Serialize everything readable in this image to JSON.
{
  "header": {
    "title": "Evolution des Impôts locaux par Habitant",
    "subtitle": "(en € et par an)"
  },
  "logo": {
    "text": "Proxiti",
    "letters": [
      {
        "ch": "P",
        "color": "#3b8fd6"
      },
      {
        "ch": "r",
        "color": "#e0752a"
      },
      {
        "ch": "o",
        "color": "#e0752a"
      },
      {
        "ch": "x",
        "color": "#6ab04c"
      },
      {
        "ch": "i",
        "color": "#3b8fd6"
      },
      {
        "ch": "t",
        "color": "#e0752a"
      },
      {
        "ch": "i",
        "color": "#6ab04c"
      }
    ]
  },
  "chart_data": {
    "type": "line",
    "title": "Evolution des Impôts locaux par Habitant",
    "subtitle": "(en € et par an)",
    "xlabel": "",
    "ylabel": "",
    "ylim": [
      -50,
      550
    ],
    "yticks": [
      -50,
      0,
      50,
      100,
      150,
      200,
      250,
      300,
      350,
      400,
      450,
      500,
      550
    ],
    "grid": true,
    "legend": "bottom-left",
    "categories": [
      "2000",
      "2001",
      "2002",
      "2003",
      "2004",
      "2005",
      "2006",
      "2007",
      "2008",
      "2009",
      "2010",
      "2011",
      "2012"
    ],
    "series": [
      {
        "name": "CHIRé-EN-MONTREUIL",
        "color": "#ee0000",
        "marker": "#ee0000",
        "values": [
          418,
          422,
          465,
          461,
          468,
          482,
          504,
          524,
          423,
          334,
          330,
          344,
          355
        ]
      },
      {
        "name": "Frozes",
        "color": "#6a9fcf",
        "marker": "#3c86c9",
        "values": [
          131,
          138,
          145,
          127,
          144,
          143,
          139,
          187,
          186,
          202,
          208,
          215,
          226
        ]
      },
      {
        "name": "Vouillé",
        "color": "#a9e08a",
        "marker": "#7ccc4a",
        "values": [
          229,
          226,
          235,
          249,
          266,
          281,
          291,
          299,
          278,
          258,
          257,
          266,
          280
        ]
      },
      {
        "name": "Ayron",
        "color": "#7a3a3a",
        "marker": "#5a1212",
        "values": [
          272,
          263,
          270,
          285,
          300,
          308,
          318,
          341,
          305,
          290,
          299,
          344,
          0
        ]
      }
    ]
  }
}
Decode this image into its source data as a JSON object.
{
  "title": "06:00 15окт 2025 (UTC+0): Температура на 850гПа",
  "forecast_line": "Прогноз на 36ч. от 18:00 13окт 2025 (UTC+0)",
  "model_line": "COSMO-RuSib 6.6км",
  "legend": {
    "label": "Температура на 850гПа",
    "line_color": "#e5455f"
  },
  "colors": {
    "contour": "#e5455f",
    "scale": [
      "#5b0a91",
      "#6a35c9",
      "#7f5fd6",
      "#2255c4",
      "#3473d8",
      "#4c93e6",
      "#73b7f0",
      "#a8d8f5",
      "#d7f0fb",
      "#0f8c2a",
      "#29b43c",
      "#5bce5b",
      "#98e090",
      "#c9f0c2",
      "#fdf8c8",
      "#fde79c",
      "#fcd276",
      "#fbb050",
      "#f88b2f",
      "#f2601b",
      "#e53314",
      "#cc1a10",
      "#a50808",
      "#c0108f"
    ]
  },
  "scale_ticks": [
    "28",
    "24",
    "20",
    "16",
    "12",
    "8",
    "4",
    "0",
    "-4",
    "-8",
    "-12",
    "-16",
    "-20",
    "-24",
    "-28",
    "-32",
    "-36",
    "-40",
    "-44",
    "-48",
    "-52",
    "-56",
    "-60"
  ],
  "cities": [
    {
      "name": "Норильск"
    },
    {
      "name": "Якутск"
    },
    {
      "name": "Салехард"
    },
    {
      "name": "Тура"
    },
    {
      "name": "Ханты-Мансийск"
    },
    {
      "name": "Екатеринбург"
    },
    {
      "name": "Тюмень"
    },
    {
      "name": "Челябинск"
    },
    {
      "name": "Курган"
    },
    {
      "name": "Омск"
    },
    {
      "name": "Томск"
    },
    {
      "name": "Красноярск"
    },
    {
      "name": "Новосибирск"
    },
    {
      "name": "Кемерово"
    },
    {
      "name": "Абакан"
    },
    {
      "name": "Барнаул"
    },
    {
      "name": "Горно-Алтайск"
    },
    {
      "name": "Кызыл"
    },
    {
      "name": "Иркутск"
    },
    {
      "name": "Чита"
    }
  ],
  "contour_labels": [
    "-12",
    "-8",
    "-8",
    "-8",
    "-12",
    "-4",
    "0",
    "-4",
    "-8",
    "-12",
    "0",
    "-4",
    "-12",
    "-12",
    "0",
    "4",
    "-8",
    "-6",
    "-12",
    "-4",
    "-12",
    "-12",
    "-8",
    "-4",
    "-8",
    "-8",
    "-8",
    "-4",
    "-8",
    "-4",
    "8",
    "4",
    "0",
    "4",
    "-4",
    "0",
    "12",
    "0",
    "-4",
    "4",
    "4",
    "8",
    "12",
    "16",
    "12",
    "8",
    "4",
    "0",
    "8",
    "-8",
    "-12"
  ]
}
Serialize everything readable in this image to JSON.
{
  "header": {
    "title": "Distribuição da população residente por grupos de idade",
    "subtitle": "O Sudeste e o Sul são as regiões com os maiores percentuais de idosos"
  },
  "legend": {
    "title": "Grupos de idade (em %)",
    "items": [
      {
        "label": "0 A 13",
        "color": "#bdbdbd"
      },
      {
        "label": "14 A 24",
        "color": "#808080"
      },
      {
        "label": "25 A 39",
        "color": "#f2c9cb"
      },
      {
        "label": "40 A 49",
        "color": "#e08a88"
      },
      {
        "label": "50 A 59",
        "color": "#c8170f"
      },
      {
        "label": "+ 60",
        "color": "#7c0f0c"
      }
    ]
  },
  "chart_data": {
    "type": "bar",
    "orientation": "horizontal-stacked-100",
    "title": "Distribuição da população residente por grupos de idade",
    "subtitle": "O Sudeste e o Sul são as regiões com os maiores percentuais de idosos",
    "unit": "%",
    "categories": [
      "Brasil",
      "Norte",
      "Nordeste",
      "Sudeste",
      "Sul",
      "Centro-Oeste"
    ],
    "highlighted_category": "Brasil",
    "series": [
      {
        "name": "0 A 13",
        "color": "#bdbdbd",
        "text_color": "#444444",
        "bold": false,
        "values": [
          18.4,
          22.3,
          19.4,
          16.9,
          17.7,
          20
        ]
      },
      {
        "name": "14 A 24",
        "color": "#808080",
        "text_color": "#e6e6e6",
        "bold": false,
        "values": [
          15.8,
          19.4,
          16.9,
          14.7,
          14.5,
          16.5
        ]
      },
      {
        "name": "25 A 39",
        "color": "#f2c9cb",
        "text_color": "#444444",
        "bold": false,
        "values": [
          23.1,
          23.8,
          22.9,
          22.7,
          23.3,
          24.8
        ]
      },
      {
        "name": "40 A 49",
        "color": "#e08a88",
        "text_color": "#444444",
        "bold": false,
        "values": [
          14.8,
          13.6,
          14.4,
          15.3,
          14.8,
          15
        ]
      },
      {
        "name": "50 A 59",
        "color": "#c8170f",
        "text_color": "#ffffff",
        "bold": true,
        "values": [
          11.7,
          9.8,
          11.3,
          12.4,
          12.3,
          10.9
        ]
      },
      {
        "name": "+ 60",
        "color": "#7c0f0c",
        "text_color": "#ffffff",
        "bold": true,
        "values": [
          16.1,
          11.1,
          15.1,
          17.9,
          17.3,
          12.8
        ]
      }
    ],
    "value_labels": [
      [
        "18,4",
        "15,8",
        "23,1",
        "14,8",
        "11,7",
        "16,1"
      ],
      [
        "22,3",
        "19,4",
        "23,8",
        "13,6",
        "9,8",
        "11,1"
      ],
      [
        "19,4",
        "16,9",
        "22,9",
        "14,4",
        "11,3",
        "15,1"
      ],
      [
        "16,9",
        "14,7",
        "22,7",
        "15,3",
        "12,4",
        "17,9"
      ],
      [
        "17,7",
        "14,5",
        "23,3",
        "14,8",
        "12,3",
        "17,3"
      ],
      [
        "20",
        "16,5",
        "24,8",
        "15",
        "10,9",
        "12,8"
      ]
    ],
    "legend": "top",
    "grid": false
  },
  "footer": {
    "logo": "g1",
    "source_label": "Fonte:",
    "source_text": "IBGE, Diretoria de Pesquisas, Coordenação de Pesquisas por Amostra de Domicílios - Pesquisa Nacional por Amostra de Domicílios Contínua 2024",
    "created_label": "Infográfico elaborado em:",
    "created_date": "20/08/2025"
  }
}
● ● ●
Given request:
Copy out the lines that hold "marker".

Solution to this problem:
        "marker": "#ee0000",
        "marker": "#3c86c9",
        "marker": "#7ccc4a",
        "marker": "#5a1212",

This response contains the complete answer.